[TASK BRIEF] Reproduce the material in full, unchanged.

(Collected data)
-------
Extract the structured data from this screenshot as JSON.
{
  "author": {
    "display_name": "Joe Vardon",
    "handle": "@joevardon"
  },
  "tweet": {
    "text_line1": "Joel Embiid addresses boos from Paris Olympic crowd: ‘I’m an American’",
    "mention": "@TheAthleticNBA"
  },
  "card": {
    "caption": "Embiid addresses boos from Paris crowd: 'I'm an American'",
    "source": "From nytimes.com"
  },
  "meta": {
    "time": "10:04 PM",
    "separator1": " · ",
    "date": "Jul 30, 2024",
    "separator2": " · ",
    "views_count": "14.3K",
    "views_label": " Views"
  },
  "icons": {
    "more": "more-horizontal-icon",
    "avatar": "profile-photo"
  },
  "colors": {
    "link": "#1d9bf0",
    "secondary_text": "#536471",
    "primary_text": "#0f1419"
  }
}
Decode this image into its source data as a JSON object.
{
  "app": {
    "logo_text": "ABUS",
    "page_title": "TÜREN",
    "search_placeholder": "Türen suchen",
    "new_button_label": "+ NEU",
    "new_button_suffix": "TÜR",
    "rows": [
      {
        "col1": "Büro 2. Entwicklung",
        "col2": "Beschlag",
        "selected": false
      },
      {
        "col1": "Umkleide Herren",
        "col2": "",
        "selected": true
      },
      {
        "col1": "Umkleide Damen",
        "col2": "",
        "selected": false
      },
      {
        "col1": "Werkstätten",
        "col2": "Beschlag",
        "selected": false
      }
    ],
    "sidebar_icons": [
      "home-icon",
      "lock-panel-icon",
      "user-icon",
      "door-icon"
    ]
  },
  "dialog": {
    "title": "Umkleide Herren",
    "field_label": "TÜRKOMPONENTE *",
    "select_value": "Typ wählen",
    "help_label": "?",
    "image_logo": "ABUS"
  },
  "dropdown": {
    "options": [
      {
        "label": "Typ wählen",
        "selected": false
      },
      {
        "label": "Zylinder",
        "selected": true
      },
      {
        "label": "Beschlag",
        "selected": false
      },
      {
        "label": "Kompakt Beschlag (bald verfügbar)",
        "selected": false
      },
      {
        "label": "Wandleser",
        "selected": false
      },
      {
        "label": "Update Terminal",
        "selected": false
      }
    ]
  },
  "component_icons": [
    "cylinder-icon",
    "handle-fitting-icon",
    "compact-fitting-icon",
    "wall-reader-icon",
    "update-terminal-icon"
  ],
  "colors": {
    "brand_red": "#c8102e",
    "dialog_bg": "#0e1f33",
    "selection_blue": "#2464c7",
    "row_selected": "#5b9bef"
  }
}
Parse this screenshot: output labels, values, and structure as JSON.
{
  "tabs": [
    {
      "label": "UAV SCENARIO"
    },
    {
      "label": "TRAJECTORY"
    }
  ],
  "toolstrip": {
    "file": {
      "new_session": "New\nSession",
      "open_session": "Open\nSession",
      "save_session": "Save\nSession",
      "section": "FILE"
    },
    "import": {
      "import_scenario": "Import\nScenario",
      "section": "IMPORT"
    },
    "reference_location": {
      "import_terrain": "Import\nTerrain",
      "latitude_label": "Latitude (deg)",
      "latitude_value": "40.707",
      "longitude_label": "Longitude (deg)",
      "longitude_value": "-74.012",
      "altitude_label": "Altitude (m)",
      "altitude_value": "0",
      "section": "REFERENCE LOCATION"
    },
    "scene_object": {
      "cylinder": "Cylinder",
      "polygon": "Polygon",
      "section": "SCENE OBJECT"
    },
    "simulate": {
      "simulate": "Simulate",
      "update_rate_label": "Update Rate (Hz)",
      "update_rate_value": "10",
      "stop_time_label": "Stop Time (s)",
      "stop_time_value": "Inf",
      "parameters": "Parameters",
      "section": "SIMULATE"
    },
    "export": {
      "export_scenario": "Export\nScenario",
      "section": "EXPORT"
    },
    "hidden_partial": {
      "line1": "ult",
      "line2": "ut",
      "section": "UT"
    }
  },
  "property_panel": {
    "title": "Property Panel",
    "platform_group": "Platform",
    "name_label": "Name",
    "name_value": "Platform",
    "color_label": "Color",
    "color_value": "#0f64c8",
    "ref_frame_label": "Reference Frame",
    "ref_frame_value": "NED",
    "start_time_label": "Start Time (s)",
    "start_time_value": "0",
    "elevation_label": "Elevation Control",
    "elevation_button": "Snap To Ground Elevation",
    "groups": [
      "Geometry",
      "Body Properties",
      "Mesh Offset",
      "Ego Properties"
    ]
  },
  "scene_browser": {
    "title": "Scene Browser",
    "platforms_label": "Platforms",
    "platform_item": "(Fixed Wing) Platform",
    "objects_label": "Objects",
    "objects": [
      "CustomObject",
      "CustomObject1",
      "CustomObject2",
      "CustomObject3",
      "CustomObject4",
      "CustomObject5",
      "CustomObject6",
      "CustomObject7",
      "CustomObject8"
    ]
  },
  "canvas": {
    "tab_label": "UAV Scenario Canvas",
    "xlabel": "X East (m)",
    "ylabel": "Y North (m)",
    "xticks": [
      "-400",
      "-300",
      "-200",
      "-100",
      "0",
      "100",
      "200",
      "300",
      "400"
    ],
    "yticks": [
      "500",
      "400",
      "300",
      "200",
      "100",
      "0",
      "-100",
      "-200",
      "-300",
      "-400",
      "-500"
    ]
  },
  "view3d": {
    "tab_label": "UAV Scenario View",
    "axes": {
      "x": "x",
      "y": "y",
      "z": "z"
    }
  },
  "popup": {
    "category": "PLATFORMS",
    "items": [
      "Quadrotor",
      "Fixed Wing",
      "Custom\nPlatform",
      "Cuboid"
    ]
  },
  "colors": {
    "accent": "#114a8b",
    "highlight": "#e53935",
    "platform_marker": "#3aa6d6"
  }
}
-------
[WORKED ANSWER]
Extract the structured data from this screenshot as JSON.
{
  "author": {
    "display_name": "Joe Vardon",
    "handle": "@joevardon"
  },
  "tweet": {
    "text_line1": "Joel Embiid addresses boos from Paris Olympic crowd: ‘I’m an American’",
    "mention": "@TheAthleticNBA"
  },
  "card": {
    "caption": "Embiid addresses boos from Paris crowd: 'I'm an American'",
    "source": "From nytimes.com"
  },
  "meta": {
    "time": "10:04 PM",
    "separator1": " · ",
    "date": "Jul 30, 2024",
    "separator2": " · ",
    "views_count": "14.3K",
    "views_label": " Views"
  },
  "icons": {
    "more": "more-horizontal-icon",
    "avatar": "profile-photo"
  },
  "colors": {
    "link": "#1d9bf0",
    "secondary_text": "#536471",
    "primary_text": "#0f1419"
  }
}
Decode this image into its source data as a JSON object.
{
  "app": {
    "logo_text": "ABUS",
    "page_title": "TÜREN",
    "search_placeholder": "Türen suchen",
    "new_button_label": "+ NEU",
    "new_button_suffix": "TÜR",
    "rows": [
      {
        "col1": "Büro 2. Entwicklung",
        "col2": "Beschlag",
        "selected": false
      },
      {
        "col1": "Umkleide Herren",
        "col2": "",
        "selected": true
      },
      {
        "col1": "Umkleide Damen",
        "col2": "",
        "selected": false
      },
      {
        "col1": "Werkstätten",
        "col2": "Beschlag",
        "selected": false
      }
    ],
    "sidebar_icons": [
      "home-icon",
      "lock-panel-icon",
      "user-icon",
      "door-icon"
    ]
  },
  "dialog": {
    "title": "Umkleide Herren",
    "field_label": "TÜRKOMPONENTE *",
    "select_value": "Typ wählen",
    "help_label": "?",
    "image_logo": "ABUS"
  },
  "dropdown": {
    "options": [
      {
        "label": "Typ wählen",
        "selected": false
      },
      {
        "label": "Zylinder",
        "selected": true
      },
      {
        "label": "Beschlag",
        "selected": false
      },
      {
        "label": "Kompakt Beschlag (bald verfügbar)",
        "selected": false
      },
      {
        "label": "Wandleser",
        "selected": false
      },
      {
        "label": "Update Terminal",
        "selected": false
      }
    ]
  },
  "component_icons": [
    "cylinder-icon",
    "handle-fitting-icon",
    "compact-fitting-icon",
    "wall-reader-icon",
    "update-terminal-icon"
  ],
  "colors": {
    "brand_red": "#c8102e",
    "dialog_bg": "#0e1f33",
    "selection_blue": "#2464c7",
    "row_selected": "#5b9bef"
  }
}
Parse this screenshot: output labels, values, and structure as JSON.
{
  "tabs": [
    {
      "label": "UAV SCENARIO"
    },
    {
      "label": "TRAJECTORY"
    }
  ],
  "toolstrip": {
    "file": {
      "new_session": "New\nSession",
      "open_session": "Open\nSession",
      "save_session": "Save\nSession",
      "section": "FILE"
    },
    "import": {
      "import_scenario": "Import\nScenario",
      "section": "IMPORT"
    },
    "reference_location": {
      "import_terrain": "Import\nTerrain",
      "latitude_label": "Latitude (deg)",
      "latitude_value": "40.707",
      "longitude_label": "Longitude (deg)",
      "longitude_value": "-74.012",
      "altitude_label": "Altitude (m)",
      "altitude_value": "0",
      "section": "REFERENCE LOCATION"
    },
    "scene_object": {
      "cylinder": "Cylinder",
      "polygon": "Polygon",
      "section": "SCENE OBJECT"
    },
    "simulate": {
      "simulate": "Simulate",
      "update_rate_label": "Update Rate (Hz)",
      "update_rate_value": "10",
      "stop_time_label": "Stop Time (s)",
      "stop_time_value": "Inf",
      "parameters": "Parameters",
      "section": "SIMULATE"
    },
    "export": {
      "export_scenario": "Export\nScenario",
      "section": "EXPORT"
    },
    "hidden_partial": {
      "line1": "ult",
      "line2": "ut",
      "section": "UT"
    }
  },
  "property_panel": {
    "title": "Property Panel",
    "platform_group": "Platform",
    "name_label": "Name",
    "name_value": "Platform",
    "color_label": "Color",
    "color_value": "#0f64c8",
    "ref_frame_label": "Reference Frame",
    "ref_frame_value": "NED",
    "start_time_label": "Start Time (s)",
    "start_time_value": "0",
    "elevation_label": "Elevation Control",
    "elevation_button": "Snap To Ground Elevation",
    "groups": [
      "Geometry",
      "Body Properties",
      "Mesh Offset",
      "Ego Properties"
    ]
  },
  "scene_browser": {
    "title": "Scene Browser",
    "platforms_label": "Platforms",
    "platform_item": "(Fixed Wing) Platform",
    "objects_label": "Objects",
    "objects": [
      "CustomObject",
      "CustomObject1",
      "CustomObject2",
      "CustomObject3",
      "CustomObject4",
      "CustomObject5",
      "CustomObject6",
      "CustomObject7",
      "CustomObject8"
    ]
  },
  "canvas": {
    "tab_label": "UAV Scenario Canvas",
    "xlabel": "X East (m)",
    "ylabel": "Y North (m)",
    "xticks": [
      "-400",
      "-300",
      "-200",
      "-100",
      "0",
      "100",
      "200",
      "300",
      "400"
    ],
    "yticks": [
      "500",
      "400",
      "300",
      "200",
      "100",
      "0",
      "-100",
      "-200",
      "-300",
      "-400",
      "-500"
    ]
  },
  "view3d": {
    "tab_label": "UAV Scenario View",
    "axes": {
      "x": "x",
      "y": "y",
      "z": "z"
    }
  },
  "popup": {
    "category": "PLATFORMS",
    "items": [
      "Quadrotor",
      "Fixed Wing",
      "Custom\nPlatform",
      "Cuboid"
    ]
  },
  "colors": {
    "accent": "#114a8b",
    "highlight": "#e53935",
    "platform_marker": "#3aa6d6"
  }
}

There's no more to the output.